GIVEN RECORDS
-------------------------
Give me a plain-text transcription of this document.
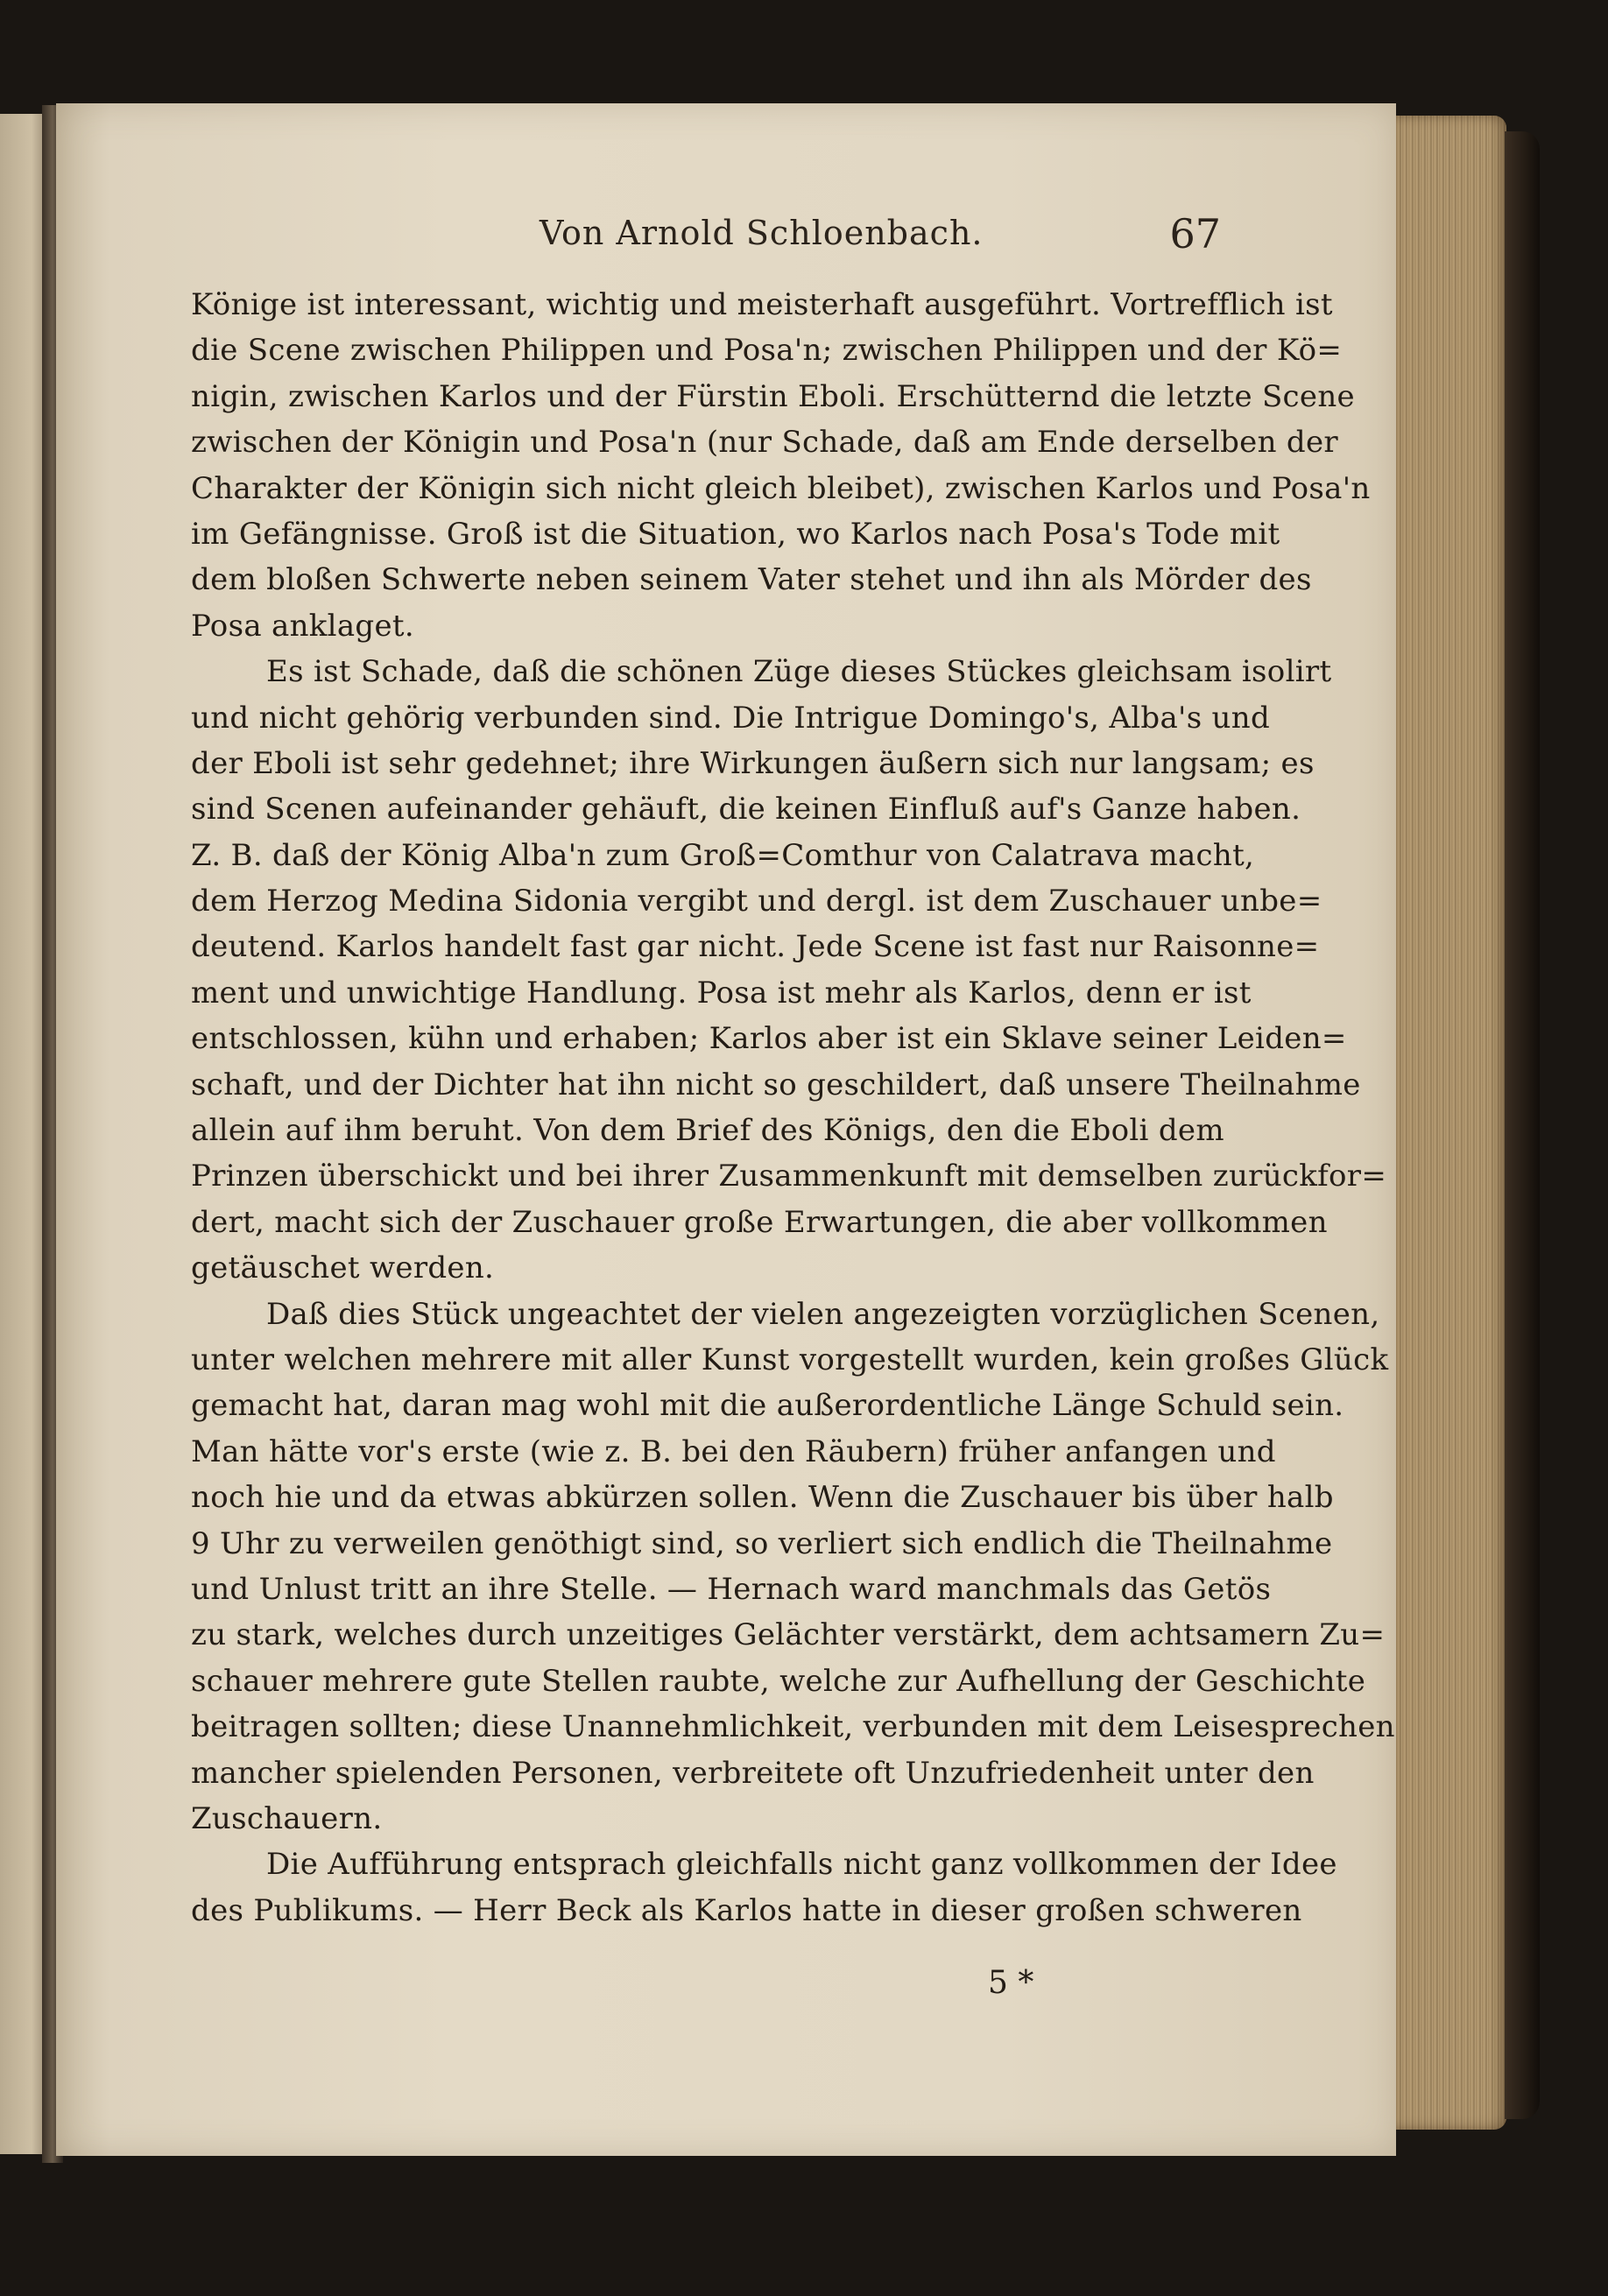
Von Arnold Schloenbach.	67
Könige ist interessant, wichtig und meisterhaft ausgeführt. Vortrefflich ist
die Scene zwischen Philippen und Posa'n; zwischen Philippen und der Kö=
nigin, zwischen Karlos und der Fürstin Eboli. Erschütternd die letzte Scene
zwischen der Königin und Posa'n (nur Schade, daß am Ende derselben der
Charakter der Königin sich nicht gleich bleibet), zwischen Karlos und Posa'n
im Gefängnisse. Groß ist die Situation, wo Karlos nach Posa's Tode mit
dem bloßen Schwerte neben seinem Vater stehet und ihn als Mörder des
Posa anklaget.
Es ist Schade, daß die schönen Züge dieses Stückes gleichsam isolirt
und nicht gehörig verbunden sind. Die Intrigue Domingo's, Alba's und
der Eboli ist sehr gedehnet; ihre Wirkungen äußern sich nur langsam; es
sind Scenen aufeinander gehäuft, die keinen Einfluß auf's Ganze haben.
Z. B. daß der König Alba'n zum Groß=Comthur von Calatrava macht,
dem Herzog Medina Sidonia vergibt und dergl. ist dem Zuschauer unbe=
deutend. Karlos handelt fast gar nicht. Jede Scene ist fast nur Raisonne=
ment und unwichtige Handlung. Posa ist mehr als Karlos, denn er ist
entschlossen, kühn und erhaben; Karlos aber ist ein Sklave seiner Leiden=
schaft, und der Dichter hat ihn nicht so geschildert, daß unsere Theilnahme
allein auf ihm beruht. Von dem Brief des Königs, den die Eboli dem
Prinzen überschickt und bei ihrer Zusammenkunft mit demselben zurückfor=
dert, macht sich der Zuschauer große Erwartungen, die aber vollkommen
getäuschet werden.
Daß dies Stück ungeachtet der vielen angezeigten vorzüglichen Scenen,
unter welchen mehrere mit aller Kunst vorgestellt wurden, kein großes Glück
gemacht hat, daran mag wohl mit die außerordentliche Länge Schuld sein.
Man hätte vor's erste (wie z. B. bei den Räubern) früher anfangen und
noch hie und da etwas abkürzen sollen. Wenn die Zuschauer bis über halb
9 Uhr zu verweilen genöthigt sind, so verliert sich endlich die Theilnahme
und Unlust tritt an ihre Stelle. — Hernach ward manchmals das Getös
zu stark, welches durch unzeitiges Gelächter verstärkt, dem achtsamern Zu=
schauer mehrere gute Stellen raubte, welche zur Aufhellung der Geschichte
beitragen sollten; diese Unannehmlichkeit, verbunden mit dem Leisesprechen
mancher spielenden Personen, verbreitete oft Unzufriedenheit unter den
Zuschauern.
Die Aufführung entsprach gleichfalls nicht ganz vollkommen der Idee
des Publikums. — Herr Beck als Karlos hatte in dieser großen schweren
5 *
-------------------------
SET PROBLEM
Pick out every line above that holds the word "Scenen" and copy it.

SOLUTION
sind Scenen aufeinander gehäuft, die keinen Einfluß auf's Ganze haben.
Daß dies Stück ungeachtet der vielen angezeigten vorzüglichen Scenen,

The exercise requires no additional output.